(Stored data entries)
* Start *
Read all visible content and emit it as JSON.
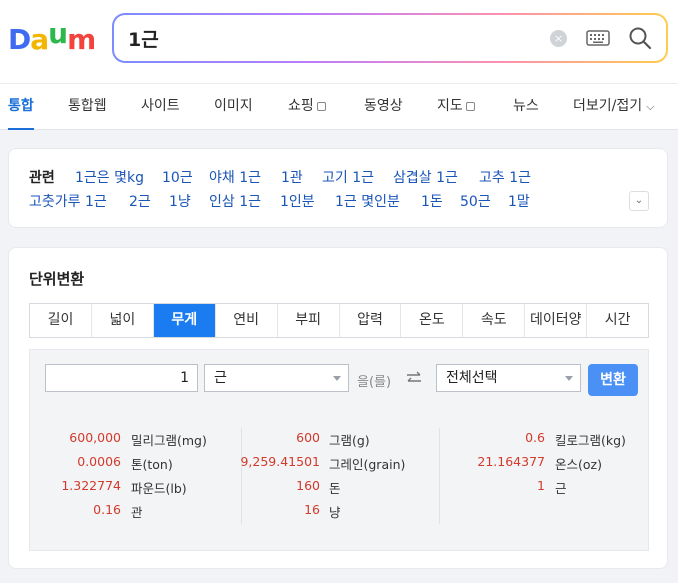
{
  "header": {
    "logo": "Daum",
    "search_value": "1근",
    "clear_icon_glyph": "×"
  },
  "tabs": [
    {
      "label": "통합",
      "active": true
    },
    {
      "label": "통합웹"
    },
    {
      "label": "사이트"
    },
    {
      "label": "이미지"
    },
    {
      "label": "쇼핑"
    },
    {
      "label": "동영상"
    },
    {
      "label": "지도"
    },
    {
      "label": "뉴스"
    },
    {
      "label": "더보기/접기"
    }
  ],
  "related": {
    "heading": "관련",
    "row1": [
      "1근은 몇kg",
      "10근",
      "야채 1근",
      "1관",
      "고기 1근",
      "삼겹살 1근",
      "고추 1근"
    ],
    "row2": [
      "고춧가루 1근",
      "2근",
      "1냥",
      "인삼 1근",
      "1인분",
      "1근 몇인분",
      "1돈",
      "50근",
      "1말"
    ],
    "more_glyph": "⌄"
  },
  "unit_converter": {
    "title": "단위변환",
    "tabs": [
      "길이",
      "넓이",
      "무게",
      "연비",
      "부피",
      "압력",
      "온도",
      "속도",
      "데이터양",
      "시간"
    ],
    "active_tab": "무게",
    "input_value": "1",
    "from_unit": "근",
    "particle": "을(를)",
    "to_unit": "전체선택",
    "convert_label": "변환",
    "results": [
      [
        {
          "value": "600,000",
          "unit": "밀리그램(mg)"
        },
        {
          "value": "0.0006",
          "unit": "톤(ton)"
        },
        {
          "value": "1.322774",
          "unit": "파운드(lb)"
        },
        {
          "value": "0.16",
          "unit": "관"
        }
      ],
      [
        {
          "value": "600",
          "unit": "그램(g)"
        },
        {
          "value": "9,259.41501",
          "unit": "그레인(grain)"
        },
        {
          "value": "160",
          "unit": "돈"
        },
        {
          "value": "16",
          "unit": "냥"
        }
      ],
      [
        {
          "value": "0.6",
          "unit": "킬로그램(kg)"
        },
        {
          "value": "21.164377",
          "unit": "온스(oz)"
        },
        {
          "value": "1",
          "unit": "근"
        }
      ]
    ]
  },
  "colors": {
    "accent": "#1a6fd9",
    "active_tab_bg": "#1a7cf0",
    "result_number": "#d33a2c",
    "link": "#1a55b8"
  }
}
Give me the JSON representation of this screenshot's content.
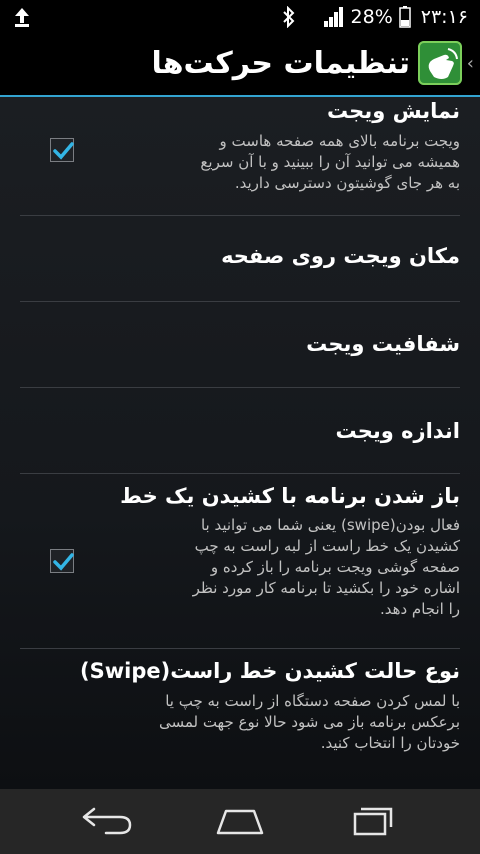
{
  "status_bar": {
    "battery_percent": "28%",
    "time": "۲۳:۱۶",
    "icons": [
      "upload-icon",
      "bluetooth-icon",
      "signal-icon",
      "battery-icon"
    ]
  },
  "action_bar": {
    "title": "تنظیمات حرکت‌ها",
    "icons": [
      "back-chevron-icon",
      "app-logo-icon"
    ]
  },
  "preferences": [
    {
      "title": "نمایش ویجت",
      "summary": [
        "ویجت برنامه بالای همه صفحه هاست و",
        "همیشه می توانید آن را ببینید و با آن سریع",
        "به هر جای گوشیتون دسترسی دارید."
      ],
      "checked": true
    },
    {
      "title": "مکان ویجت روی صفحه"
    },
    {
      "title": "شفافیت ویجت"
    },
    {
      "title": "اندازه ویجت"
    },
    {
      "title": "باز شدن برنامه با کشیدن یک خط",
      "summary": [
        "فعال بودن(swipe) یعنی شما می توانید با",
        "کشیدن یک خط راست از لبه راست به چپ",
        "صفحه گوشی ویجت برنامه را باز کرده و",
        "اشاره خود را بکشید تا برنامه کار مورد نظر",
        "را انجام دهد."
      ],
      "checked": true
    },
    {
      "title": "نوع حالت کشیدن خط راست(Swipe)",
      "summary": [
        "با لمس کردن صفحه دستگاه از راست به چپ یا",
        "برعکس برنامه باز می شود حالا نوع جهت لمسی",
        "خودتان را انتخاب کنید."
      ]
    }
  ],
  "nav_bar": {
    "icons": [
      "back-icon",
      "home-icon",
      "recent-apps-icon"
    ]
  }
}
* End *
● Goal of the exercise:
Pictures are to be left out; the records above must be repeated word for word.

● Answer to the task:
Read all visible content and emit it as JSON.
{
  "header": {
    "logo": "Daum",
    "search_value": "1근",
    "clear_icon_glyph": "×"
  },
  "tabs": [
    {
      "label": "통합",
      "active": true
    },
    {
      "label": "통합웹"
    },
    {
      "label": "사이트"
    },
    {
      "label": "이미지"
    },
    {
      "label": "쇼핑"
    },
    {
      "label": "동영상"
    },
    {
      "label": "지도"
    },
    {
      "label": "뉴스"
    },
    {
      "label": "더보기/접기"
    }
  ],
  "related": {
    "heading": "관련",
    "row1": [
      "1근은 몇kg",
      "10근",
      "야채 1근",
      "1관",
      "고기 1근",
      "삼겹살 1근",
      "고추 1근"
    ],
    "row2": [
      "고춧가루 1근",
      "2근",
      "1냥",
      "인삼 1근",
      "1인분",
      "1근 몇인분",
      "1돈",
      "50근",
      "1말"
    ],
    "more_glyph": "⌄"
  },
  "unit_converter": {
    "title": "단위변환",
    "tabs": [
      "길이",
      "넓이",
      "무게",
      "연비",
      "부피",
      "압력",
      "온도",
      "속도",
      "데이터양",
      "시간"
    ],
    "active_tab": "무게",
    "input_value": "1",
    "from_unit": "근",
    "particle": "을(를)",
    "to_unit": "전체선택",
    "convert_label": "변환",
    "results": [
      [
        {
          "value": "600,000",
          "unit": "밀리그램(mg)"
        },
        {
          "value": "0.0006",
          "unit": "톤(ton)"
        },
        {
          "value": "1.322774",
          "unit": "파운드(lb)"
        },
        {
          "value": "0.16",
          "unit": "관"
        }
      ],
      [
        {
          "value": "600",
          "unit": "그램(g)"
        },
        {
          "value": "9,259.41501",
          "unit": "그레인(grain)"
        },
        {
          "value": "160",
          "unit": "돈"
        },
        {
          "value": "16",
          "unit": "냥"
        }
      ],
      [
        {
          "value": "0.6",
          "unit": "킬로그램(kg)"
        },
        {
          "value": "21.164377",
          "unit": "온스(oz)"
        },
        {
          "value": "1",
          "unit": "근"
        }
      ]
    ]
  },
  "colors": {
    "accent": "#1a6fd9",
    "active_tab_bg": "#1a7cf0",
    "result_number": "#d33a2c",
    "link": "#1a55b8"
  }
}
Give me the JSON representation of this screenshot's content.
{
  "status_bar": {
    "battery_percent": "28%",
    "time": "۲۳:۱۶",
    "icons": [
      "upload-icon",
      "bluetooth-icon",
      "signal-icon",
      "battery-icon"
    ]
  },
  "action_bar": {
    "title": "تنظیمات حرکت‌ها",
    "icons": [
      "back-chevron-icon",
      "app-logo-icon"
    ]
  },
  "preferences": [
    {
      "title": "نمایش ویجت",
      "summary": [
        "ویجت برنامه بالای همه صفحه هاست و",
        "همیشه می توانید آن را ببینید و با آن سریع",
        "به هر جای گوشیتون دسترسی دارید."
      ],
      "checked": true
    },
    {
      "title": "مکان ویجت روی صفحه"
    },
    {
      "title": "شفافیت ویجت"
    },
    {
      "title": "اندازه ویجت"
    },
    {
      "title": "باز شدن برنامه با کشیدن یک خط",
      "summary": [
        "فعال بودن(swipe) یعنی شما می توانید با",
        "کشیدن یک خط راست از لبه راست به چپ",
        "صفحه گوشی ویجت برنامه را باز کرده و",
        "اشاره خود را بکشید تا برنامه کار مورد نظر",
        "را انجام دهد."
      ],
      "checked": true
    },
    {
      "title": "نوع حالت کشیدن خط راست(Swipe)",
      "summary": [
        "با لمس کردن صفحه دستگاه از راست به چپ یا",
        "برعکس برنامه باز می شود حالا نوع جهت لمسی",
        "خودتان را انتخاب کنید."
      ]
    }
  ],
  "nav_bar": {
    "icons": [
      "back-icon",
      "home-icon",
      "recent-apps-icon"
    ]
  }
}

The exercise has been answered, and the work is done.